§ **Job**:
Copy down all of the data underneath, exactly as shown.
* * * *
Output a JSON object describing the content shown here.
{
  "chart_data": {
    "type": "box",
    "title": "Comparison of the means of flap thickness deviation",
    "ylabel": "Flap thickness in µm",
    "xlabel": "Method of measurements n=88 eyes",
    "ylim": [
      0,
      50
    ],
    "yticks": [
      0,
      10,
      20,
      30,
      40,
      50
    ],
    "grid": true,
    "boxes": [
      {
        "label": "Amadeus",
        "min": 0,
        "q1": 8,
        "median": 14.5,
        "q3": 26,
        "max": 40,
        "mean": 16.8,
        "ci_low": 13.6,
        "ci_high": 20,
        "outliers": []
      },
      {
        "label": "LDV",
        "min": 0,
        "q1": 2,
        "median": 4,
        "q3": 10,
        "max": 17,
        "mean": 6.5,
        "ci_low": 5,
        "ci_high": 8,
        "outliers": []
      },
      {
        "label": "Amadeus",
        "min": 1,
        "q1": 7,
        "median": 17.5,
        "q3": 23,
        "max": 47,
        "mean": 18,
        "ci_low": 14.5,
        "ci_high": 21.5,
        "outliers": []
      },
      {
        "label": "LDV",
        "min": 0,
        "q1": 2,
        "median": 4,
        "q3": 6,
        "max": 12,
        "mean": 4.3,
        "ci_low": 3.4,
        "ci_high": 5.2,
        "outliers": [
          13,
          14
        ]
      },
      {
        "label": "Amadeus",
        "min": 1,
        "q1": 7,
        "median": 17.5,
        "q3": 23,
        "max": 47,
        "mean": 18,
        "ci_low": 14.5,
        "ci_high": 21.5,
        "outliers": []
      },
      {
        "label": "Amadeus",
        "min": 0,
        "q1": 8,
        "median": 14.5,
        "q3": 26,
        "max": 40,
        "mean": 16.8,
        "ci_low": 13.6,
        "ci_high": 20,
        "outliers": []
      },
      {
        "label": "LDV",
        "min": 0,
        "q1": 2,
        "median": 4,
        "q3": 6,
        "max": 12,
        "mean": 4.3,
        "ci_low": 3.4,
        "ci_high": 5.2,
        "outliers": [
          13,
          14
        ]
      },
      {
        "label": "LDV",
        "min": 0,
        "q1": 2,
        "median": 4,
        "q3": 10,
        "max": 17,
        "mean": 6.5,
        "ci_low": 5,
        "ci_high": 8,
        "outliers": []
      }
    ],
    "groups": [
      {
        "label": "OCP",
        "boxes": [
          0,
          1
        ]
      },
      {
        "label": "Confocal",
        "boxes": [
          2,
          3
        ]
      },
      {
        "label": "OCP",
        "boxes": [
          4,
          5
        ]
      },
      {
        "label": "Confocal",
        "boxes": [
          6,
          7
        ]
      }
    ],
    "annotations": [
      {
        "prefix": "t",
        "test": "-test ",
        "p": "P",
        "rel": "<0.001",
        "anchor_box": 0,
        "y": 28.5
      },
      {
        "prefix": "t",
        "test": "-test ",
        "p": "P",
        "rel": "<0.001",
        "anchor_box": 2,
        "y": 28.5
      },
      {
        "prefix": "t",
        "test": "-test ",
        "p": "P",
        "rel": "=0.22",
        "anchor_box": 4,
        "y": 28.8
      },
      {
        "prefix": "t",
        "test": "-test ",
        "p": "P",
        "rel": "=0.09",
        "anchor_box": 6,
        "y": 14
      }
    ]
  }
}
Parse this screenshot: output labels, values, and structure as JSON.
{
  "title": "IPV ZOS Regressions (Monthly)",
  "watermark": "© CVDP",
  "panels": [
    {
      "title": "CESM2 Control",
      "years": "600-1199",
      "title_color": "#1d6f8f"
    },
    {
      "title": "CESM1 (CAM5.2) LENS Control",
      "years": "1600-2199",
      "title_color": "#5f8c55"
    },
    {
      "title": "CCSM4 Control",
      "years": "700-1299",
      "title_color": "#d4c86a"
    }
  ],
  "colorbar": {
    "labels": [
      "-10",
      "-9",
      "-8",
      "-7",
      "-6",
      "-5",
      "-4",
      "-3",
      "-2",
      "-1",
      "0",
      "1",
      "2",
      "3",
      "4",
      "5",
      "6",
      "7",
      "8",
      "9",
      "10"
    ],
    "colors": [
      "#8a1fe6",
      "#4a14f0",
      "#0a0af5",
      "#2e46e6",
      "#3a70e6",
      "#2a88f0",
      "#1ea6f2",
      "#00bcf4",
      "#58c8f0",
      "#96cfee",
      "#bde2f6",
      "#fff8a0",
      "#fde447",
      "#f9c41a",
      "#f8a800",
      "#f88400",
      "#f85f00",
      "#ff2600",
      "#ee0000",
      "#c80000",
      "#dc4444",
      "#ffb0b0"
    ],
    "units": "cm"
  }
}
* * * *
§ **Full answer**:
Output a JSON object describing the content shown here.
{
  "chart_data": {
    "type": "box",
    "title": "Comparison of the means of flap thickness deviation",
    "ylabel": "Flap thickness in µm",
    "xlabel": "Method of measurements n=88 eyes",
    "ylim": [
      0,
      50
    ],
    "yticks": [
      0,
      10,
      20,
      30,
      40,
      50
    ],
    "grid": true,
    "boxes": [
      {
        "label": "Amadeus",
        "min": 0,
        "q1": 8,
        "median": 14.5,
        "q3": 26,
        "max": 40,
        "mean": 16.8,
        "ci_low": 13.6,
        "ci_high": 20,
        "outliers": []
      },
      {
        "label": "LDV",
        "min": 0,
        "q1": 2,
        "median": 4,
        "q3": 10,
        "max": 17,
        "mean": 6.5,
        "ci_low": 5,
        "ci_high": 8,
        "outliers": []
      },
      {
        "label": "Amadeus",
        "min": 1,
        "q1": 7,
        "median": 17.5,
        "q3": 23,
        "max": 47,
        "mean": 18,
        "ci_low": 14.5,
        "ci_high": 21.5,
        "outliers": []
      },
      {
        "label": "LDV",
        "min": 0,
        "q1": 2,
        "median": 4,
        "q3": 6,
        "max": 12,
        "mean": 4.3,
        "ci_low": 3.4,
        "ci_high": 5.2,
        "outliers": [
          13,
          14
        ]
      },
      {
        "label": "Amadeus",
        "min": 1,
        "q1": 7,
        "median": 17.5,
        "q3": 23,
        "max": 47,
        "mean": 18,
        "ci_low": 14.5,
        "ci_high": 21.5,
        "outliers": []
      },
      {
        "label": "Amadeus",
        "min": 0,
        "q1": 8,
        "median": 14.5,
        "q3": 26,
        "max": 40,
        "mean": 16.8,
        "ci_low": 13.6,
        "ci_high": 20,
        "outliers": []
      },
      {
        "label": "LDV",
        "min": 0,
        "q1": 2,
        "median": 4,
        "q3": 6,
        "max": 12,
        "mean": 4.3,
        "ci_low": 3.4,
        "ci_high": 5.2,
        "outliers": [
          13,
          14
        ]
      },
      {
        "label": "LDV",
        "min": 0,
        "q1": 2,
        "median": 4,
        "q3": 10,
        "max": 17,
        "mean": 6.5,
        "ci_low": 5,
        "ci_high": 8,
        "outliers": []
      }
    ],
    "groups": [
      {
        "label": "OCP",
        "boxes": [
          0,
          1
        ]
      },
      {
        "label": "Confocal",
        "boxes": [
          2,
          3
        ]
      },
      {
        "label": "OCP",
        "boxes": [
          4,
          5
        ]
      },
      {
        "label": "Confocal",
        "boxes": [
          6,
          7
        ]
      }
    ],
    "annotations": [
      {
        "prefix": "t",
        "test": "-test ",
        "p": "P",
        "rel": "<0.001",
        "anchor_box": 0,
        "y": 28.5
      },
      {
        "prefix": "t",
        "test": "-test ",
        "p": "P",
        "rel": "<0.001",
        "anchor_box": 2,
        "y": 28.5
      },
      {
        "prefix": "t",
        "test": "-test ",
        "p": "P",
        "rel": "=0.22",
        "anchor_box": 4,
        "y": 28.8
      },
      {
        "prefix": "t",
        "test": "-test ",
        "p": "P",
        "rel": "=0.09",
        "anchor_box": 6,
        "y": 14
      }
    ]
  }
}
Parse this screenshot: output labels, values, and structure as JSON.
{
  "title": "IPV ZOS Regressions (Monthly)",
  "watermark": "© CVDP",
  "panels": [
    {
      "title": "CESM2 Control",
      "years": "600-1199",
      "title_color": "#1d6f8f"
    },
    {
      "title": "CESM1 (CAM5.2) LENS Control",
      "years": "1600-2199",
      "title_color": "#5f8c55"
    },
    {
      "title": "CCSM4 Control",
      "years": "700-1299",
      "title_color": "#d4c86a"
    }
  ],
  "colorbar": {
    "labels": [
      "-10",
      "-9",
      "-8",
      "-7",
      "-6",
      "-5",
      "-4",
      "-3",
      "-2",
      "-1",
      "0",
      "1",
      "2",
      "3",
      "4",
      "5",
      "6",
      "7",
      "8",
      "9",
      "10"
    ],
    "colors": [
      "#8a1fe6",
      "#4a14f0",
      "#0a0af5",
      "#2e46e6",
      "#3a70e6",
      "#2a88f0",
      "#1ea6f2",
      "#00bcf4",
      "#58c8f0",
      "#96cfee",
      "#bde2f6",
      "#fff8a0",
      "#fde447",
      "#f9c41a",
      "#f8a800",
      "#f88400",
      "#f85f00",
      "#ff2600",
      "#ee0000",
      "#c80000",
      "#dc4444",
      "#ffb0b0"
    ],
    "units": "cm"
  }
}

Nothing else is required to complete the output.